■ **DATASET ENTRIES**
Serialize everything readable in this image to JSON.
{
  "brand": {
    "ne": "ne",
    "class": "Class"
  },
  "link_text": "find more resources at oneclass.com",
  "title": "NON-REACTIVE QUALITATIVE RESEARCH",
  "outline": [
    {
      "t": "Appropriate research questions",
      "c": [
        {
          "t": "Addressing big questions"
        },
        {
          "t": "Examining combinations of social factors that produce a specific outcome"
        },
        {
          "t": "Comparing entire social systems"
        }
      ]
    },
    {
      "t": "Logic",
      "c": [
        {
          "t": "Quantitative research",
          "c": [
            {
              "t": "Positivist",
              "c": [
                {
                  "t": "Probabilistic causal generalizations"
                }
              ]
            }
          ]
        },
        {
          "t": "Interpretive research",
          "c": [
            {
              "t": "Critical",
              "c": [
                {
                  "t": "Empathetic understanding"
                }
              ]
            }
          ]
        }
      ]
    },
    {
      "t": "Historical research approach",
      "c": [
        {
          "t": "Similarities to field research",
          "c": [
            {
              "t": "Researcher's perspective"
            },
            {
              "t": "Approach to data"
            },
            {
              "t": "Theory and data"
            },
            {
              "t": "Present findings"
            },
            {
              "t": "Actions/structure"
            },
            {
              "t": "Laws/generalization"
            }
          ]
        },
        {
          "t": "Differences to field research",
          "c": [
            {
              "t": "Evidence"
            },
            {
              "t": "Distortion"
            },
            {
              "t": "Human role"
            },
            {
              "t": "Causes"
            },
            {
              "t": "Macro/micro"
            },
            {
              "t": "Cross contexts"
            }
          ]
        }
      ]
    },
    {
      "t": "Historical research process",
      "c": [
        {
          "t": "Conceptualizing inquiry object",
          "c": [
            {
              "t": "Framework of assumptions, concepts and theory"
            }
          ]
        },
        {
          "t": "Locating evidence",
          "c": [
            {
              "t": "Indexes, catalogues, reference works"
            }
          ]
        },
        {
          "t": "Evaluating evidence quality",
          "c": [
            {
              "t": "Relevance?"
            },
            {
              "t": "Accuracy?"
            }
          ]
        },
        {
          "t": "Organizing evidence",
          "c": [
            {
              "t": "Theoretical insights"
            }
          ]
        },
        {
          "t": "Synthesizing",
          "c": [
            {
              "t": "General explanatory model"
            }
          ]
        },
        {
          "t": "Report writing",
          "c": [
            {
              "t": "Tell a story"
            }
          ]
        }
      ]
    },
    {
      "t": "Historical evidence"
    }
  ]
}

■ **TASK STATEMENT**
Search the data for the string "social". List each line that has it.

■ **SOLUTION BELOW**
          "t": "Examining combinations of social factors that produce a specific outcome"
          "t": "Comparing entire social systems"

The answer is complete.